[Recorded data]

============

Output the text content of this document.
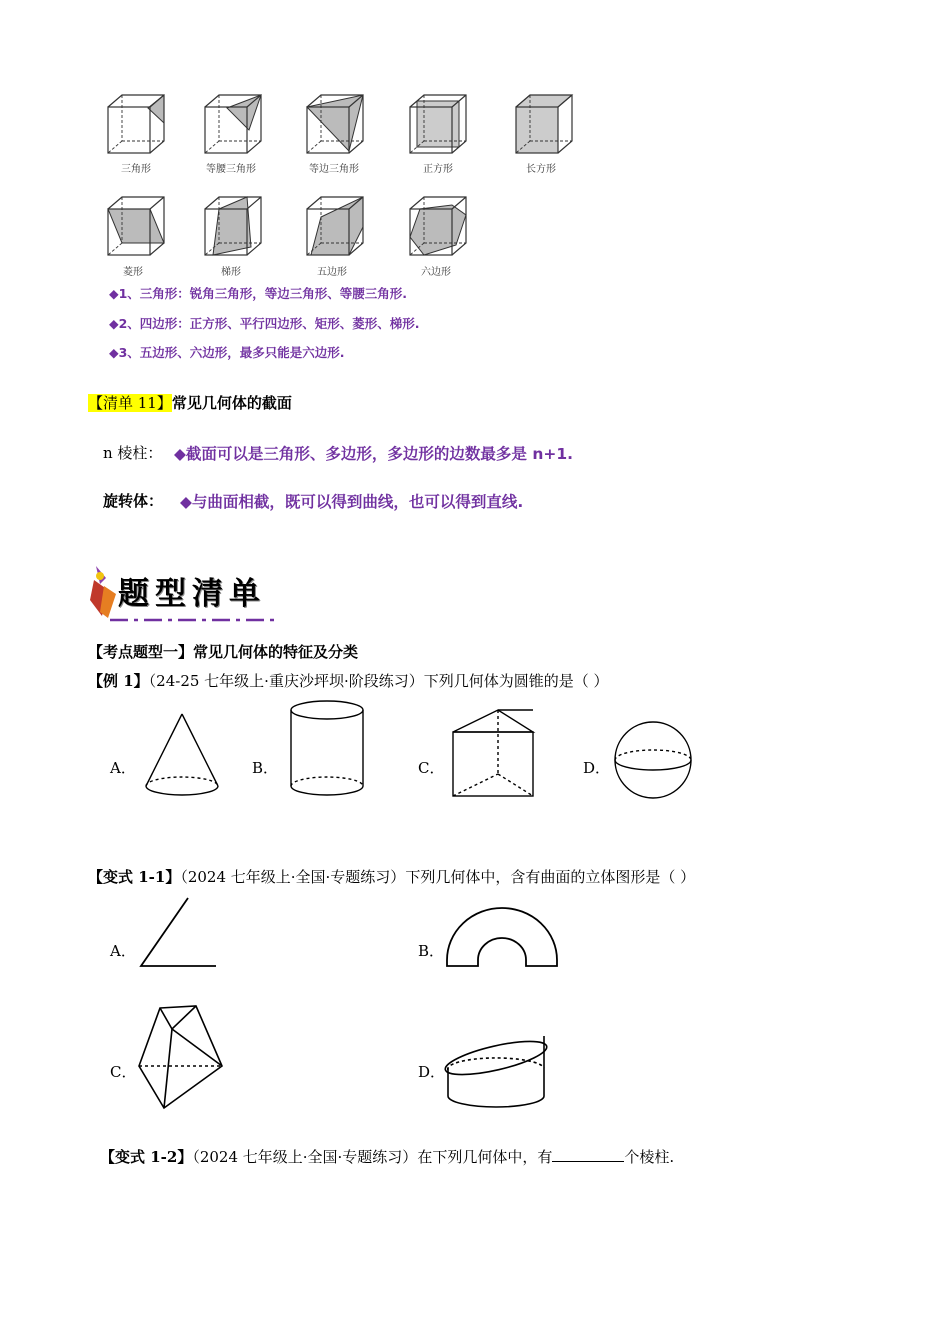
三角形	等腰三角形	等边三角形	正方形	长方形
菱形	梯形	五边形	六边形
◆1、三角形：锐角三角形，等边三角形、等腰三角形.
◆2、四边形：正方形、平行四边形、矩形、菱形、梯形.
◆3、五边形、六边形，最多只能是六边形.
【清单 11】常见几何体的截面
n 棱柱： ◆截面可以是三角形、多边形，多边形的边数最多是 n+1.
旋转体： ◆与曲面相截，既可以得到曲线，也可以得到直线.
题型清单
【考点题型一】常见几何体的特征及分类
【例 1】（24-25 七年级上·重庆沙坪坝·阶段练习）下列几何体为圆锥的是（ ）
A．	B．	C．	D．
【变式 1-1】（2024 七年级上·全国·专题练习）下列几何体中，含有曲面的立体图形是（ ）
A．	B．
C．	D．
【变式 1-2】（2024 七年级上·全国·专题练习）在下列几何体中，有	个棱柱.
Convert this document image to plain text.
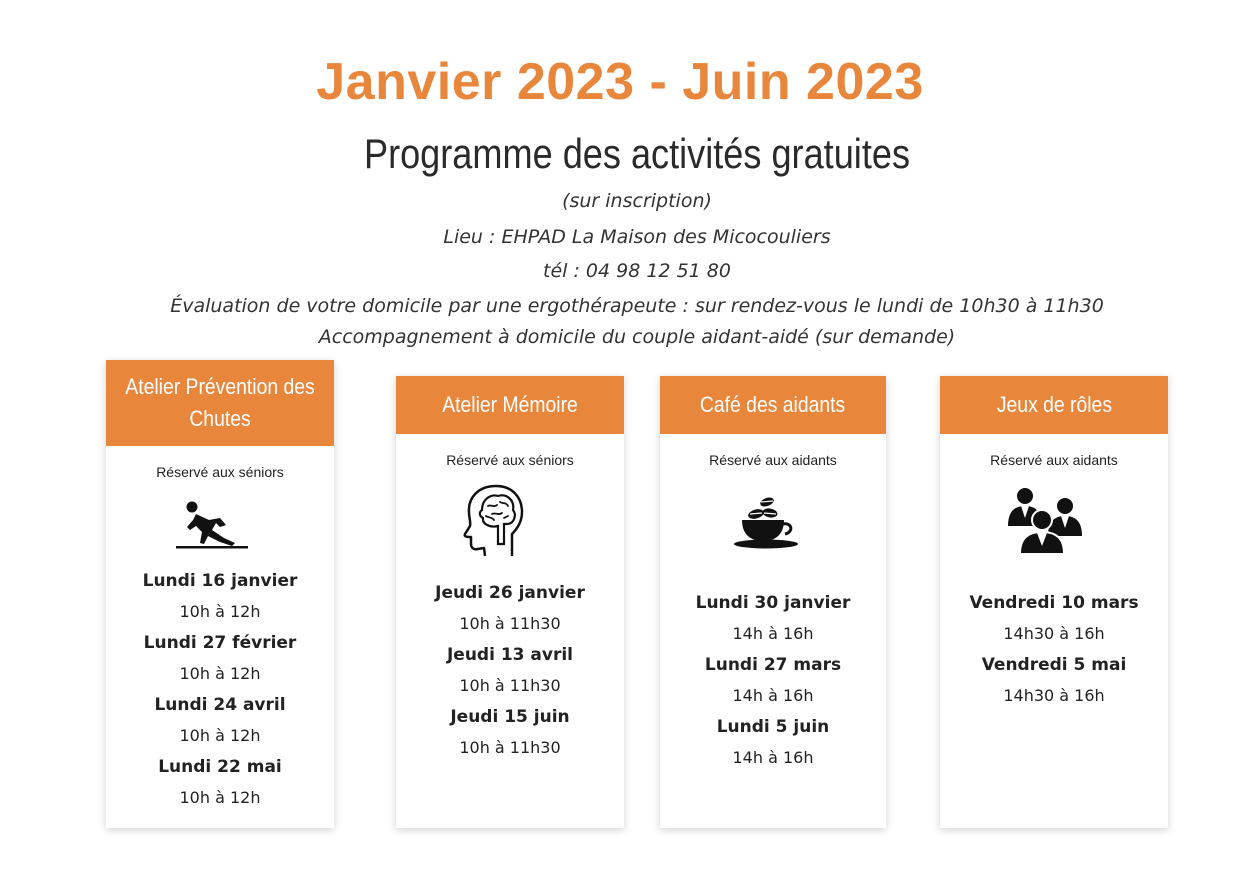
Janvier 2023 - Juin 2023
Programme des activités gratuites
(sur inscription)
Lieu : EHPAD La Maison des Micocouliers
tél : 04 98 12 51 80
Évaluation de votre domicile par une ergothérapeute : sur rendez-vous le lundi de 10h30 à 11h30
Accompagnement à domicile du couple aidant-aidé (sur demande)
Atelier Prévention des Chutes
Réservé aux séniors
Lundi 16 janvier
10h à 12h
Lundi 27 février
10h à 12h
Lundi 24 avril
10h à 12h
Lundi 22 mai
10h à 12h
Atelier Mémoire
Réservé aux séniors
Jeudi 26 janvier
10h à 11h30
Jeudi 13 avril
10h à 11h30
Jeudi 15 juin
10h à 11h30
Café des aidants
Réservé aux aidants
Lundi 30 janvier
14h à 16h
Lundi 27 mars
14h à 16h
Lundi 5 juin
14h à 16h
Jeux de rôles
Réservé aux aidants
Vendredi 10 mars
14h30 à 16h
Vendredi 5 mai
14h30 à 16h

============

## PROBLEM TO WORK ON
Identify each line containing the string "this" and copy it out.

## ANSWER TO THE EXERCISE
Output the text content of this document.
Convert this document image to plain text.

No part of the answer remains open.